Dataset records
* * *

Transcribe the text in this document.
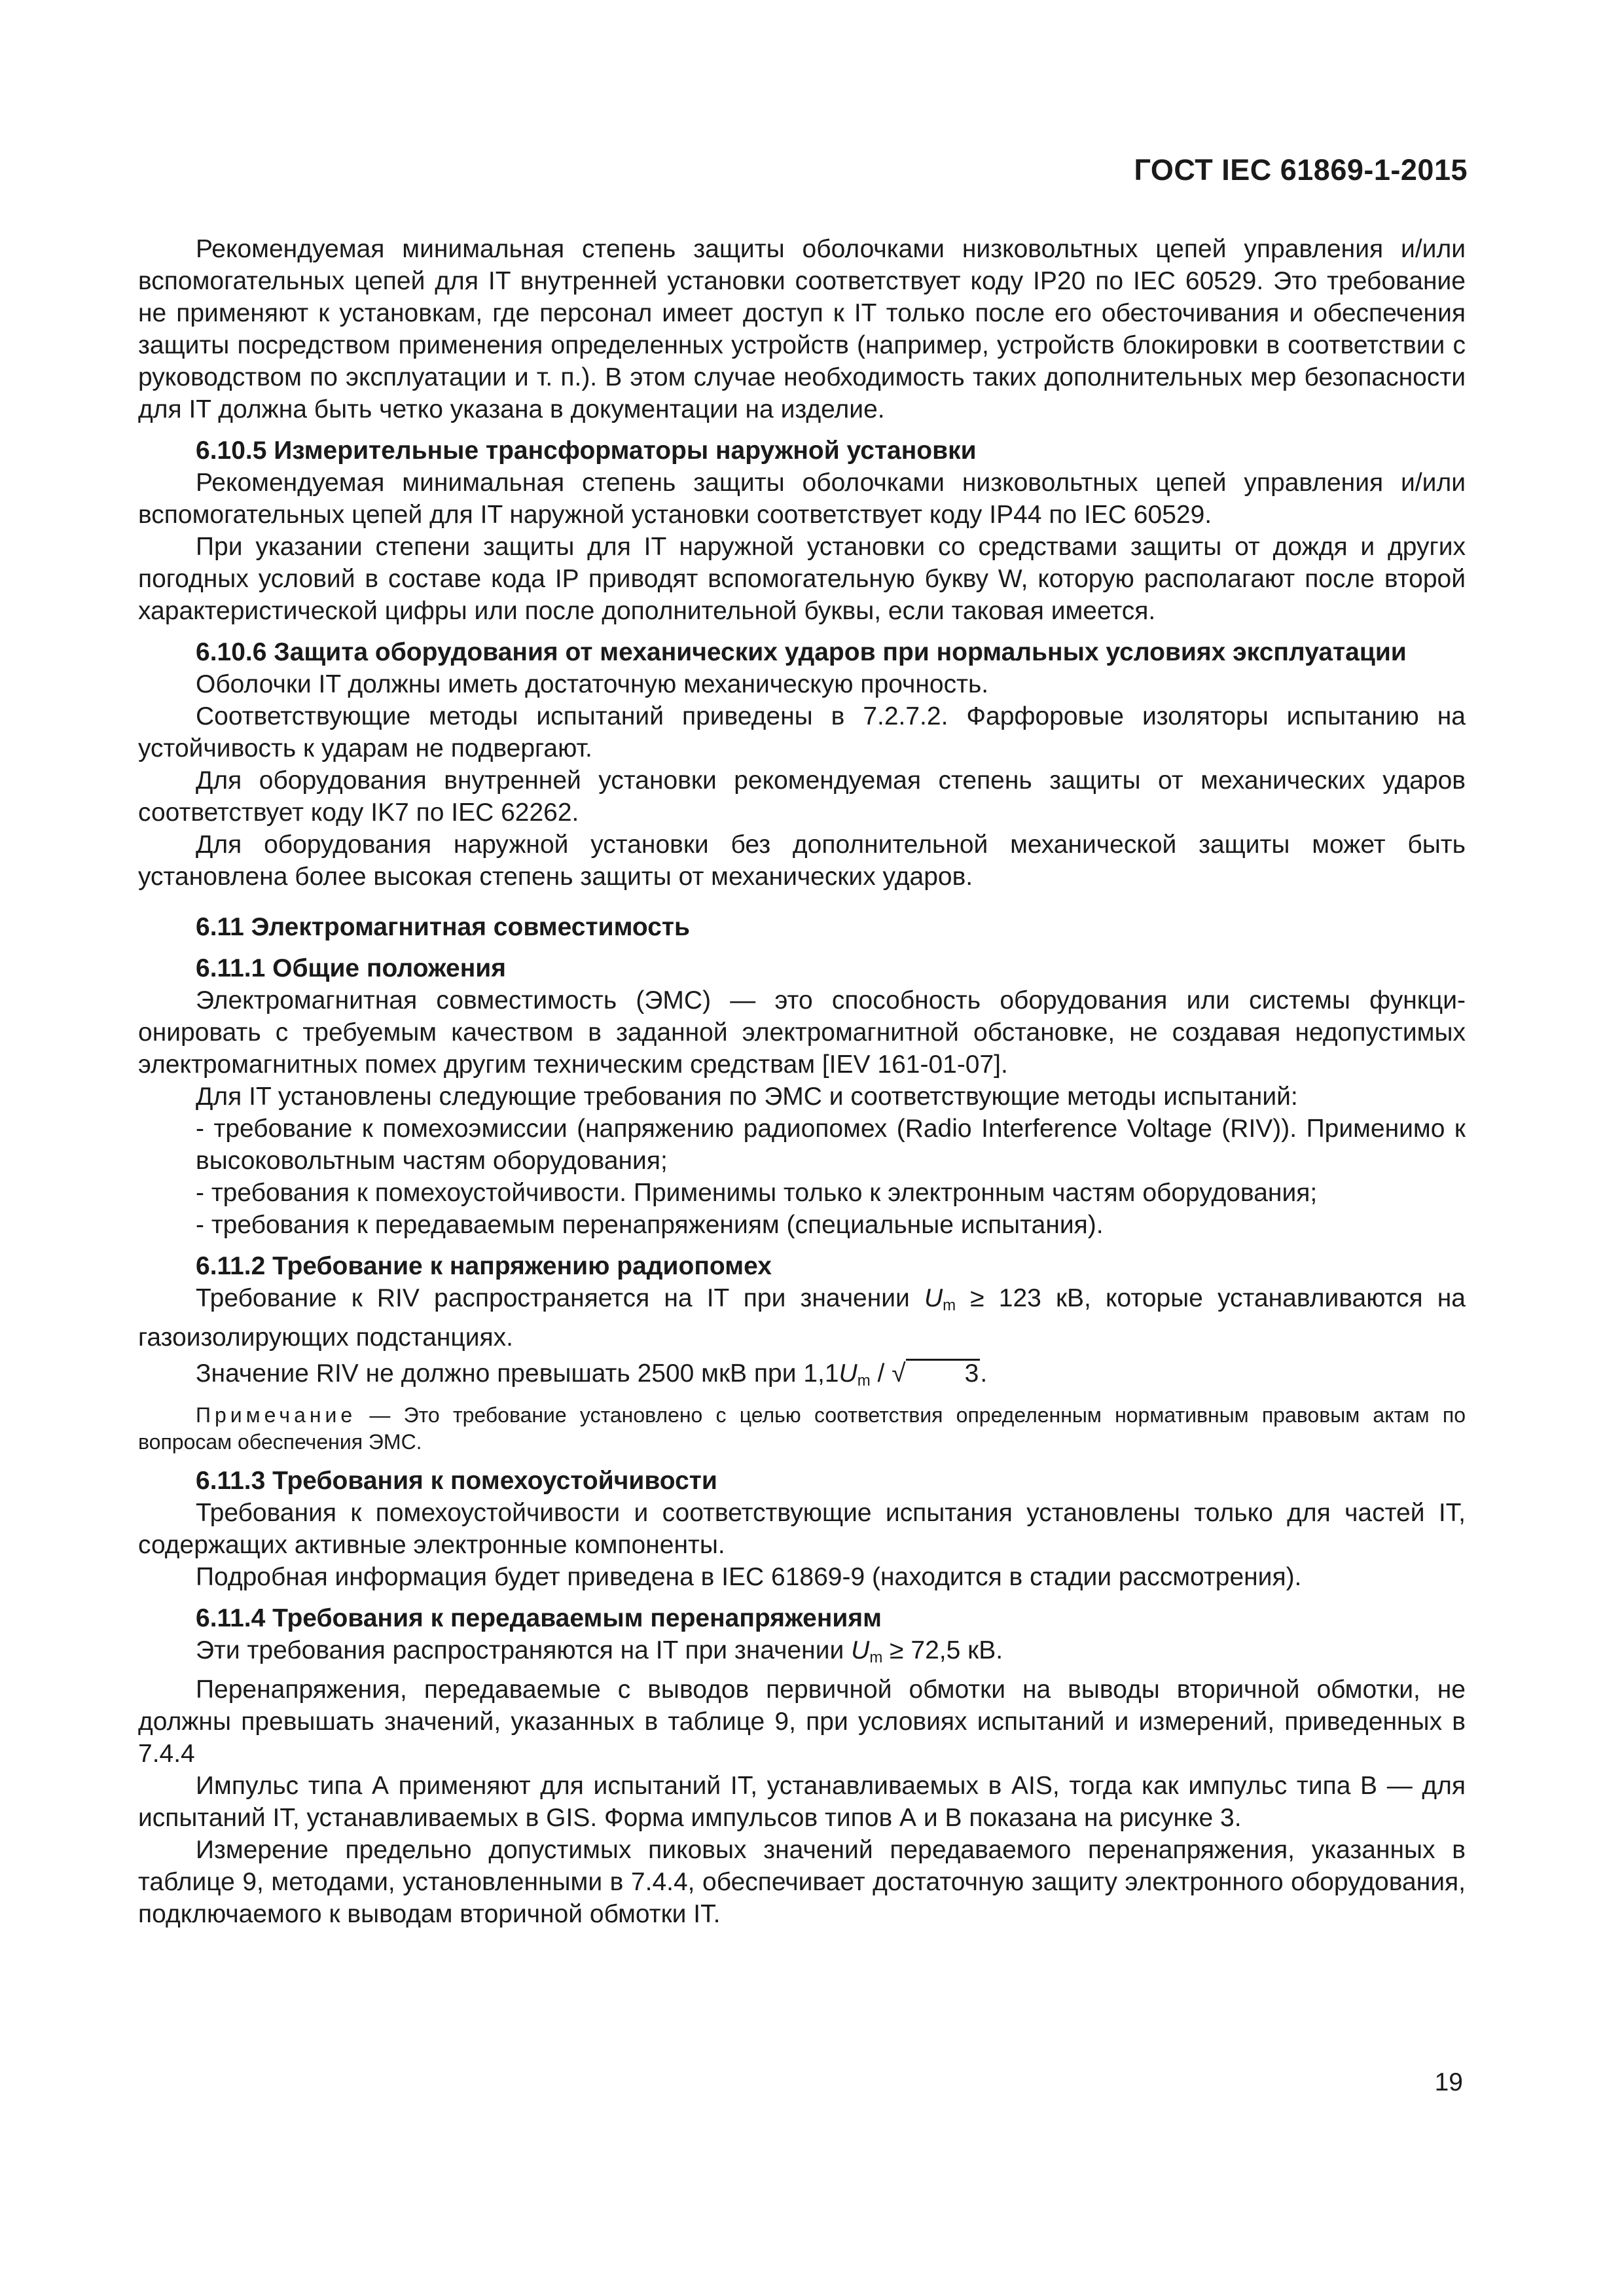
ГОСТ IEC 61869-1-2015

Рекомендуемая минимальная степень защиты оболочками низковольтных цепей управления и/или вспомогательных цепей для IT внутренней установки соответствует коду IP20 по IEC 60529. Это требование не применяют к установкам, где персонал имеет доступ к IT только после его обесточивания и обеспечения защиты посредством применения определенных устройств (например, устройств блокировки в соответствии с руководством по эксплуатации и т. п.). В этом случае необходимость таких дополнительных мер безопасности для IT должна быть четко указана в документации на изделие.

6.10.5 Измерительные трансформаторы наружной установки

Рекомендуемая минимальная степень защиты оболочками низковольтных цепей управления и/или вспомогательных цепей для IT наружной установки соответствует коду IP44 по IEC 60529.

При указании степени защиты для IT наружной установки со средствами защиты от дождя и других погодных условий в составе кода IP приводят вспомогательную букву W, которую располагают после второй характеристической цифры или после дополнительной буквы, если таковая имеется.

6.10.6 Защита оборудования от механических ударов при нормальных условиях эксплуатации

Оболочки IT должны иметь достаточную механическую прочность.

Соответствующие методы испытаний приведены в 7.2.7.2. Фарфоровые изоляторы испытанию на устойчивость к ударам не подвергают.

Для оборудования внутренней установки рекомендуемая степень защиты от механических ударов соответствует коду IK7 по IEC 62262.

Для оборудования наружной установки без дополнительной механической защиты может быть установлена более высокая степень защиты от механических ударов.

6.11 Электромагнитная совместимость

6.11.1 Общие положения

Электромагнитная совместимость (ЭМС) — это способность оборудования или системы функционировать с требуемым качеством в заданной электромагнитной обстановке, не создавая недопустимых электромагнитных помех другим техническим средствам [IEV 161-01-07].

Для IT установлены следующие требования по ЭМС и соответствующие методы испытаний:

- требование к помехоэмиссии (напряжению радиопомех (Radio Interference Voltage (RIV)). Применимо к высоковольтным частям оборудования;

- требования к помехоустойчивости. Применимы только к электронным частям оборудования;

- требования к передаваемым перенапряжениям (специальные испытания).

6.11.2 Требование к напряжению радиопомех

Требование к RIV распространяется на IT при значении $U_m \ge 123$ кВ, которые устанавливаются на газоизолирующих подстанциях.

Значение RIV не должно превышать 2500 мкВ при $1,1U_m$ / √ 3.

Примечание — Это требование установлено с целью соответствия определенным нормативным правовым актам по вопросам обеспечения ЭМС.

6.11.3 Требования к помехоустойчивости

Требования к помехоустойчивости и соответствующие испытания установлены только для частей IT, содержащих активные электронные компоненты.

Подробная информация будет приведена в IEC 61869-9 (находится в стадии рассмотрения).

6.11.4 Требования к передаваемым перенапряжениям

Эти требования распространяются на IT при значении $U_m \ge 72,5$ кВ.

Перенапряжения, передаваемые с выводов первичной обмотки на выводы вторичной обмотки, не должны превышать значений, указанных в таблице 9, при условиях испытаний и измерений, приведенных в 7.4.4

Импульс типа А применяют для испытаний IT, устанавливаемых в AIS, тогда как импульс типа В — для испытаний IT, устанавливаемых в GIS. Форма импульсов типов А и В показана на рисунке 3.

Измерение предельно допустимых пиковых значений передаваемого перенапряжения, указанных в таблице 9, методами, установленными в 7.4.4, обеспечивает достаточную защиту электронного оборудования, подключаемого к выводам вторичной обмотки IT.

19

* * *

• _GOAL_: Copy every line from the entries that contains the word "напряжению".

• _RESULT OF THIS EXERCISE_:
- требование к помехоэмиссии (напряжению радиопомех (Radio Interference Voltage (RIV)). Применимо к высоковольтным частям оборудования;
6.11.2 Требование к напряжению радиопомех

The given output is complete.